Extracted data entries:
- - -

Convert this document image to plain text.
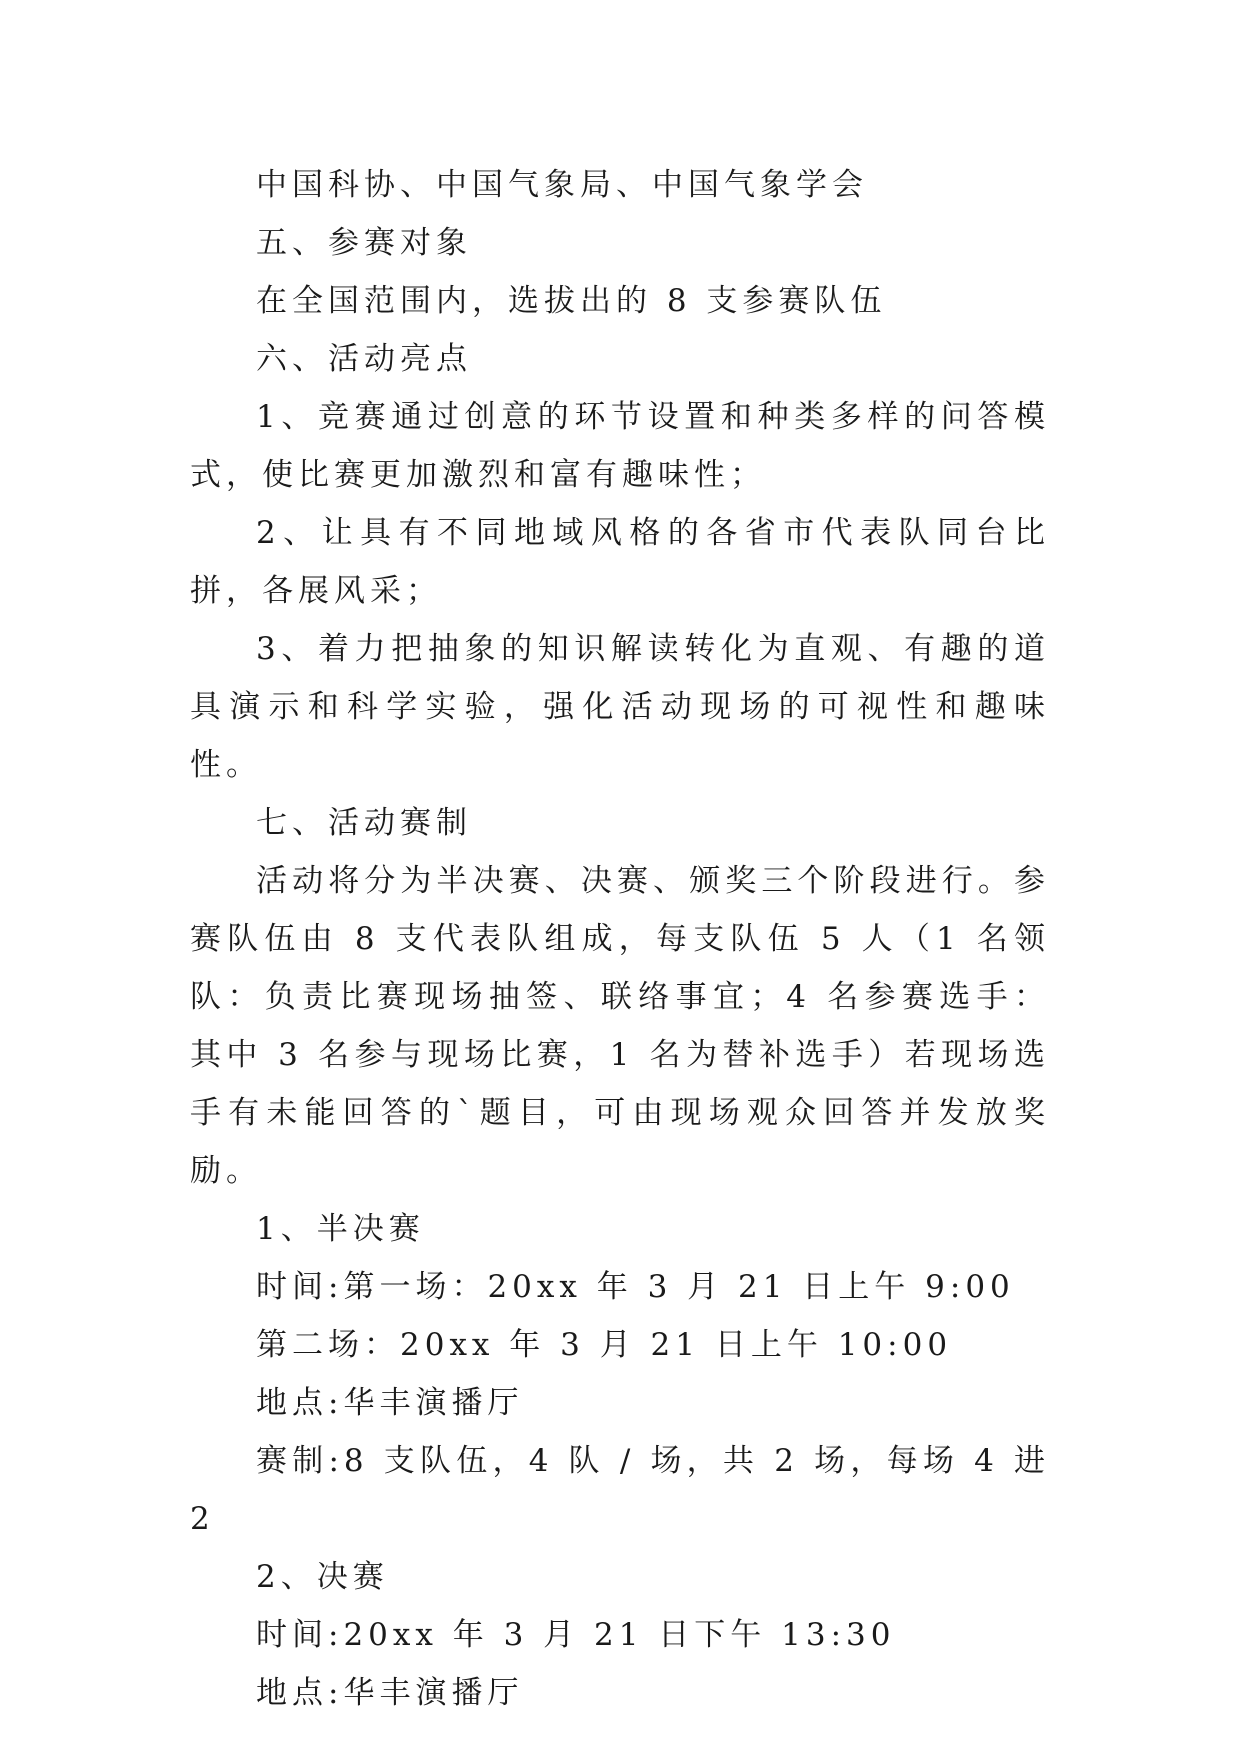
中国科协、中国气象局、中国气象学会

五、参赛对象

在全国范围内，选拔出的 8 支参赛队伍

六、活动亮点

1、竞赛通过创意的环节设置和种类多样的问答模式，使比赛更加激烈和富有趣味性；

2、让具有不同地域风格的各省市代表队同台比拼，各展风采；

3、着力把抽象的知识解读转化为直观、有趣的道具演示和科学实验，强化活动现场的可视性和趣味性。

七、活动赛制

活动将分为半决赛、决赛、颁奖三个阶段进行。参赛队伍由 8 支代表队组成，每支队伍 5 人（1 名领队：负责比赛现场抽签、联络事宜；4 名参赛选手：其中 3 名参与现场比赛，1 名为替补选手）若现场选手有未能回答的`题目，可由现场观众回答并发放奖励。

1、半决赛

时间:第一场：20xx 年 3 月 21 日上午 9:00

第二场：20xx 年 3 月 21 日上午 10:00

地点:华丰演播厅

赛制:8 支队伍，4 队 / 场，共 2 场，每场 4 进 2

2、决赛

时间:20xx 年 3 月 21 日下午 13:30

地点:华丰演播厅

- - -

Work instructions
Copy every line of the data exactly as written, excluding the pictures.

Exercise output
Convert this document image to plain text.
中国科协、中国气象局、中国气象学会

五、参赛对象

在全国范围内，选拔出的 8 支参赛队伍

六、活动亮点

1、竞赛通过创意的环节设置和种类多样的问答模式，使比赛更加激烈和富有趣味性；

2、让具有不同地域风格的各省市代表队同台比拼，各展风采；

3、着力把抽象的知识解读转化为直观、有趣的道具演示和科学实验，强化活动现场的可视性和趣味性。

七、活动赛制

活动将分为半决赛、决赛、颁奖三个阶段进行。参赛队伍由 8 支代表队组成，每支队伍 5 人（1 名领队：负责比赛现场抽签、联络事宜；4 名参赛选手：其中 3 名参与现场比赛，1 名为替补选手）若现场选手有未能回答的`题目，可由现场观众回答并发放奖励。

1、半决赛

时间:第一场：20xx 年 3 月 21 日上午 9:00

第二场：20xx 年 3 月 21 日上午 10:00

地点:华丰演播厅

赛制:8 支队伍，4 队 / 场，共 2 场，每场 4 进 2

2、决赛

时间:20xx 年 3 月 21 日下午 13:30

地点:华丰演播厅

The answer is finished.